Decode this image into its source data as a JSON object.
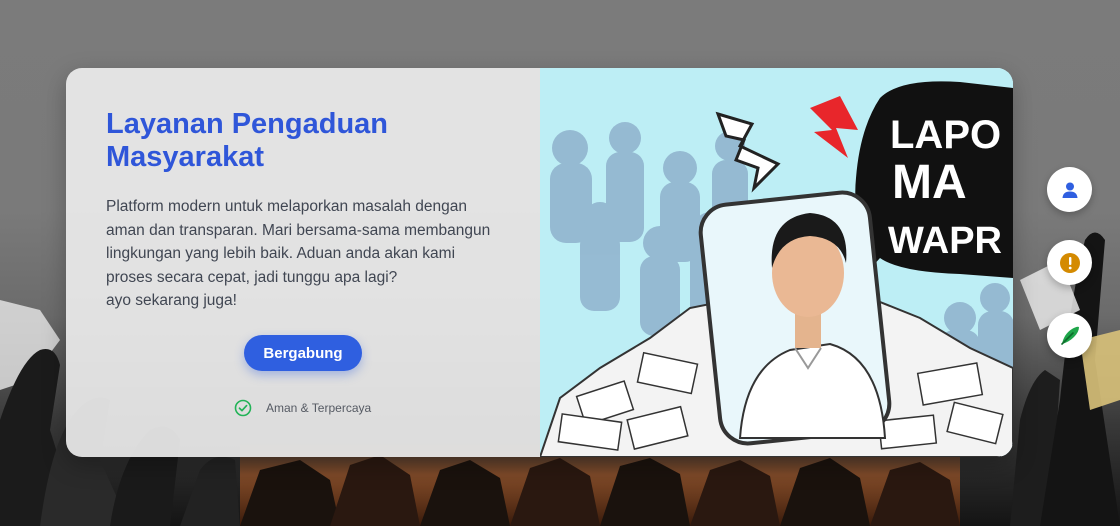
{
  "hero": {
    "title": "Layanan Pengaduan Masyarakat",
    "description_lines": [
      "Platform modern untuk melaporkan masalah dengan",
      "aman dan transparan. Mari bersama-sama membangun",
      "lingkungan yang lebih baik. Aduan anda akan kami",
      "proses secara cepat, jadi tunggu apa lagi?",
      "ayo sekarang juga!"
    ],
    "cta_label": "Bergabung",
    "trust_label": "Aman & Terpercaya"
  },
  "illustration": {
    "speech_bubble_lines": [
      "LAPO",
      "MA",
      "WAPR"
    ]
  },
  "floating_actions": [
    {
      "name": "profile",
      "icon": "user-icon",
      "color": "#2f5fe0"
    },
    {
      "name": "report",
      "icon": "alert-icon",
      "color": "#d48a00"
    },
    {
      "name": "write",
      "icon": "feather-icon",
      "color": "#1fa64a"
    }
  ],
  "colors": {
    "brand": "#2f56d9",
    "button": "#2f5fe0",
    "success": "#22b357"
  }
}
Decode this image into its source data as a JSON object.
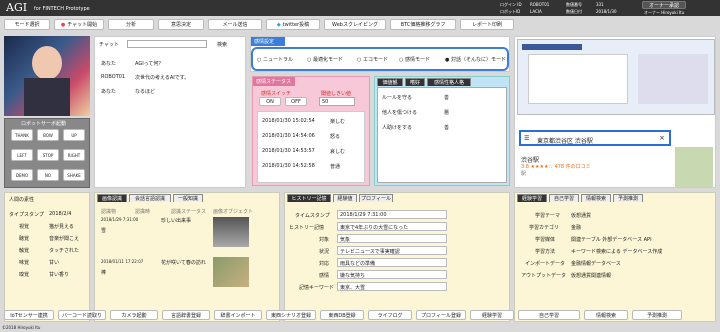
{
  "header": {
    "title": "AGI",
    "subtitle": "for FINTECH Prototype",
    "info": [
      [
        "ログイン ID",
        "ROBOT01",
        "数値番号",
        "331"
      ],
      [
        "ロボットID",
        "LACIA",
        "数値日付",
        "2018/1/30"
      ]
    ],
    "owner_btn": "オーナー承認",
    "user": "オーナー Hiroyuki Itu"
  },
  "toolbar": [
    "モード選択",
    "チャット開始",
    "分析",
    "意思決定",
    "メール送信",
    "twitter投稿",
    "Webスクレイピング",
    "BTC価格推移グラフ",
    "レポート印刷"
  ],
  "chat": {
    "title": "チャット",
    "search": "検索",
    "rows": [
      [
        "あなた",
        "AGIって何？"
      ],
      [
        "ROBOT01",
        "次世代の考えるAIです。"
      ],
      [
        "あなた",
        "なるほど"
      ]
    ]
  },
  "robot": {
    "title": "ロボットサーボ起動",
    "buttons": [
      "THANK",
      "BOW",
      "UP",
      "LEFT",
      "STOP",
      "RIGHT",
      "DEMO",
      "NO",
      "SHAKE"
    ]
  },
  "emotion": {
    "title": "感情設定",
    "options": [
      "ニュートラル",
      "最適化モード",
      "エコモード",
      "感情モード",
      "対話（そんなに）モード"
    ],
    "selected": 4
  },
  "status": {
    "title": "感情ステータス",
    "switch_label": "感情スイッチ",
    "threshold_label": "閾値しきい値",
    "on": "ON",
    "off": "OFF",
    "threshold": "50",
    "log": [
      [
        "2018/01/30 15:02:54",
        "楽しむ"
      ],
      [
        "2018/01/30 14:54:06",
        "怒る"
      ],
      [
        "2018/01/30 14:53:57",
        "哀しむ"
      ],
      [
        "2018/01/30 14:52:58",
        "普通"
      ]
    ]
  },
  "values": {
    "tabs": [
      "価値観",
      "嗜好",
      "感情性格人格"
    ],
    "rows": [
      [
        "ルールを守る",
        "善"
      ],
      [
        "他人を傷つける",
        "悪"
      ],
      [
        "人助けをする",
        "善"
      ]
    ]
  },
  "map": {
    "query": "東京都渋谷区 渋谷駅",
    "place": "渋谷駅",
    "rating": "3.8 ★★★★☆ 478 件の口コミ",
    "sub": "駅"
  },
  "profile": {
    "title": "人間の素性",
    "rows": [
      [
        "タイプスタンプ",
        "2018/2/4"
      ],
      [
        "視覚",
        "猫が見える"
      ],
      [
        "聴覚",
        "音楽が聞こえ"
      ],
      [
        "触覚",
        "タッチされた"
      ],
      [
        "味覚",
        "甘い"
      ],
      [
        "嗅覚",
        "甘い香り"
      ]
    ]
  },
  "image": {
    "tabs": [
      "画像認識",
      "会話言語認識",
      "一般知識"
    ],
    "headers": [
      "認識物",
      "認識時",
      "認識ステータス",
      "画像オブジェクト"
    ],
    "rows": [
      [
        "2018/1/29 7:31:00",
        "雪",
        "珍しい出来事"
      ],
      [
        "2018/01/11 17:22:07",
        "棒",
        "花が咲いて春の訪れ"
      ]
    ]
  },
  "history": {
    "tabs": [
      "ヒストリー記憶",
      "経験値",
      "プロフィール"
    ],
    "rows": [
      [
        "タイムスタンプ",
        "2018/1/29 7:31:00"
      ],
      [
        "ヒストリー記憶",
        "東京で4年ぶりの大雪になった"
      ],
      [
        "対象",
        "気象"
      ],
      [
        "状況",
        "テレビニュースで事実確認"
      ],
      [
        "対応",
        "雨具などの準備"
      ],
      [
        "感情",
        "嫌な気持ち"
      ],
      [
        "記憶キーワード",
        "東京、大雪"
      ]
    ]
  },
  "learning": {
    "tabs": [
      "経験学習",
      "自己学習",
      "情報検索",
      "予測推測"
    ],
    "rows": [
      [
        "学習テーマ",
        "仮想通貨"
      ],
      [
        "学習カテゴリ",
        "金融"
      ],
      [
        "学習媒体",
        "関連テーブル   外部データベース   API"
      ],
      [
        "学習方法",
        "キーワード検索による データベース作成"
      ],
      [
        "インポートデータ",
        "金融情報データベース"
      ],
      [
        "アウトプットデータ",
        "仮想通貨関連情報"
      ]
    ]
  },
  "bottom": [
    "IoTセンサー連携",
    "バーコード読取り",
    "カメラ起動",
    "言語辞書登録",
    "辞書インポート",
    "東西シナリオ登録",
    "東西DB登録",
    "ライフログ",
    "プロフィール登録",
    "経験学習",
    "自己学習",
    "情報検索",
    "予測推測"
  ],
  "footer": "©2018 Hiroyuki Itu",
  "colors": {
    "accent": "#2a6fd8",
    "pink": "#f2a6c1",
    "blue": "#3b7dd8"
  }
}
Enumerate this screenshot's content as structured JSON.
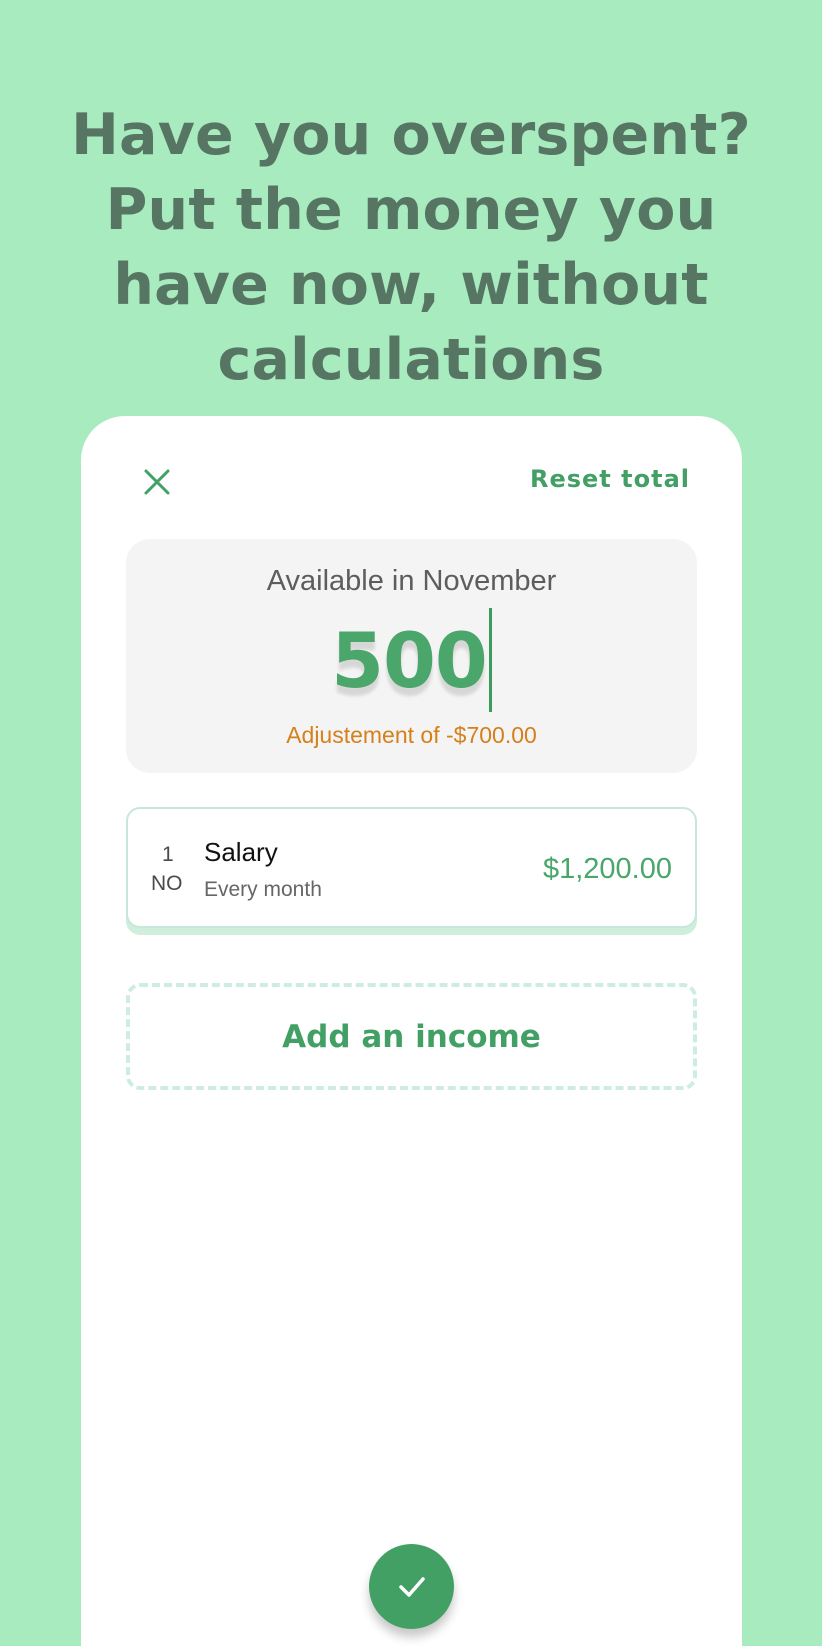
{
  "headline": "Have you overspent? Put the money you have now, without calculations",
  "header": {
    "close_icon": "close-icon",
    "reset_label": "Reset total"
  },
  "balance": {
    "title": "Available in November",
    "amount_value": "500",
    "adjustment_text": "Adjustement of -$700.00"
  },
  "incomes": [
    {
      "day": "1",
      "month": "NO",
      "name": "Salary",
      "frequency": "Every month",
      "amount": "$1,200.00"
    }
  ],
  "add_income_label": "Add an income",
  "confirm_icon": "check-icon",
  "colors": {
    "background": "#a8ebbf",
    "headline": "#577563",
    "accent": "#42a065",
    "adjustment": "#d5801b",
    "card": "#ffffff",
    "panel": "#f4f4f4"
  }
}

◇ ◇ ◇

Repeat all the records above exactly, leaving out any pictures.

Decode this image into its source data as a JSON object.
{
  "hero": {
    "title": "Layanan Pengaduan Masyarakat",
    "description_lines": [
      "Platform modern untuk melaporkan masalah dengan",
      "aman dan transparan. Mari bersama-sama membangun",
      "lingkungan yang lebih baik. Aduan anda akan kami",
      "proses secara cepat, jadi tunggu apa lagi?",
      "ayo sekarang juga!"
    ],
    "cta_label": "Bergabung",
    "trust_label": "Aman & Terpercaya"
  },
  "illustration": {
    "speech_bubble_lines": [
      "LAPO",
      "MA",
      "WAPR"
    ]
  },
  "floating_actions": [
    {
      "name": "profile",
      "icon": "user-icon",
      "color": "#2f5fe0"
    },
    {
      "name": "report",
      "icon": "alert-icon",
      "color": "#d48a00"
    },
    {
      "name": "write",
      "icon": "feather-icon",
      "color": "#1fa64a"
    }
  ],
  "colors": {
    "brand": "#2f56d9",
    "button": "#2f5fe0",
    "success": "#22b357"
  }
}
Decode this image into its source data as a JSON object.
{
  "header": {
    "title": "AGI",
    "subtitle": "for FINTECH Prototype",
    "info": [
      [
        "ログイン ID",
        "ROBOT01",
        "数値番号",
        "331"
      ],
      [
        "ロボットID",
        "LACIA",
        "数値日付",
        "2018/1/30"
      ]
    ],
    "owner_btn": "オーナー承認",
    "user": "オーナー Hiroyuki Itu"
  },
  "toolbar": [
    "モード選択",
    "チャット開始",
    "分析",
    "意思決定",
    "メール送信",
    "twitter投稿",
    "Webスクレイピング",
    "BTC価格推移グラフ",
    "レポート印刷"
  ],
  "chat": {
    "title": "チャット",
    "search": "検索",
    "rows": [
      [
        "あなた",
        "AGIって何？"
      ],
      [
        "ROBOT01",
        "次世代の考えるAIです。"
      ],
      [
        "あなた",
        "なるほど"
      ]
    ]
  },
  "robot": {
    "title": "ロボットサーボ起動",
    "buttons": [
      "THANK",
      "BOW",
      "UP",
      "LEFT",
      "STOP",
      "RIGHT",
      "DEMO",
      "NO",
      "SHAKE"
    ]
  },
  "emotion": {
    "title": "感情設定",
    "options": [
      "ニュートラル",
      "最適化モード",
      "エコモード",
      "感情モード",
      "対話（そんなに）モード"
    ],
    "selected": 4
  },
  "status": {
    "title": "感情ステータス",
    "switch_label": "感情スイッチ",
    "threshold_label": "閾値しきい値",
    "on": "ON",
    "off": "OFF",
    "threshold": "50",
    "log": [
      [
        "2018/01/30 15:02:54",
        "楽しむ"
      ],
      [
        "2018/01/30 14:54:06",
        "怒る"
      ],
      [
        "2018/01/30 14:53:57",
        "哀しむ"
      ],
      [
        "2018/01/30 14:52:58",
        "普通"
      ]
    ]
  },
  "values": {
    "tabs": [
      "価値観",
      "嗜好",
      "感情性格人格"
    ],
    "rows": [
      [
        "ルールを守る",
        "善"
      ],
      [
        "他人を傷つける",
        "悪"
      ],
      [
        "人助けをする",
        "善"
      ]
    ]
  },
  "map": {
    "query": "東京都渋谷区 渋谷駅",
    "place": "渋谷駅",
    "rating": "3.8 ★★★★☆ 478 件の口コミ",
    "sub": "駅"
  },
  "profile": {
    "title": "人間の素性",
    "rows": [
      [
        "タイプスタンプ",
        "2018/2/4"
      ],
      [
        "視覚",
        "猫が見える"
      ],
      [
        "聴覚",
        "音楽が聞こえ"
      ],
      [
        "触覚",
        "タッチされた"
      ],
      [
        "味覚",
        "甘い"
      ],
      [
        "嗅覚",
        "甘い香り"
      ]
    ]
  },
  "image": {
    "tabs": [
      "画像認識",
      "会話言語認識",
      "一般知識"
    ],
    "headers": [
      "認識物",
      "認識時",
      "認識ステータス",
      "画像オブジェクト"
    ],
    "rows": [
      [
        "2018/1/29 7:31:00",
        "雪",
        "珍しい出来事"
      ],
      [
        "2018/01/11 17:22:07",
        "棒",
        "花が咲いて春の訪れ"
      ]
    ]
  },
  "history": {
    "tabs": [
      "ヒストリー記憶",
      "経験値",
      "プロフィール"
    ],
    "rows": [
      [
        "タイムスタンプ",
        "2018/1/29 7:31:00"
      ],
      [
        "ヒストリー記憶",
        "東京で4年ぶりの大雪になった"
      ],
      [
        "対象",
        "気象"
      ],
      [
        "状況",
        "テレビニュースで事実確認"
      ],
      [
        "対応",
        "雨具などの準備"
      ],
      [
        "感情",
        "嫌な気持ち"
      ],
      [
        "記憶キーワード",
        "東京、大雪"
      ]
    ]
  },
  "learning": {
    "tabs": [
      "経験学習",
      "自己学習",
      "情報検索",
      "予測推測"
    ],
    "rows": [
      [
        "学習テーマ",
        "仮想通貨"
      ],
      [
        "学習カテゴリ",
        "金融"
      ],
      [
        "学習媒体",
        "関連テーブル   外部データベース   API"
      ],
      [
        "学習方法",
        "キーワード検索による データベース作成"
      ],
      [
        "インポートデータ",
        "金融情報データベース"
      ],
      [
        "アウトプットデータ",
        "仮想通貨関連情報"
      ]
    ]
  },
  "bottom": [
    "IoTセンサー連携",
    "バーコード読取り",
    "カメラ起動",
    "言語辞書登録",
    "辞書インポート",
    "東西シナリオ登録",
    "東西DB登録",
    "ライフログ",
    "プロフィール登録",
    "経験学習",
    "自己学習",
    "情報検索",
    "予測推測"
  ],
  "footer": "©2018 Hiroyuki Itu",
  "colors": {
    "accent": "#2a6fd8",
    "pink": "#f2a6c1",
    "blue": "#3b7dd8"
  }
}
Enumerate this screenshot's content as structured JSON.
{
  "headline": "Have you overspent? Put the money you have now, without calculations",
  "header": {
    "close_icon": "close-icon",
    "reset_label": "Reset total"
  },
  "balance": {
    "title": "Available in November",
    "amount_value": "500",
    "adjustment_text": "Adjustement of -$700.00"
  },
  "incomes": [
    {
      "day": "1",
      "month": "NO",
      "name": "Salary",
      "frequency": "Every month",
      "amount": "$1,200.00"
    }
  ],
  "add_income_label": "Add an income",
  "confirm_icon": "check-icon",
  "colors": {
    "background": "#a8ebbf",
    "headline": "#577563",
    "accent": "#42a065",
    "adjustment": "#d5801b",
    "card": "#ffffff",
    "panel": "#f4f4f4"
  }
}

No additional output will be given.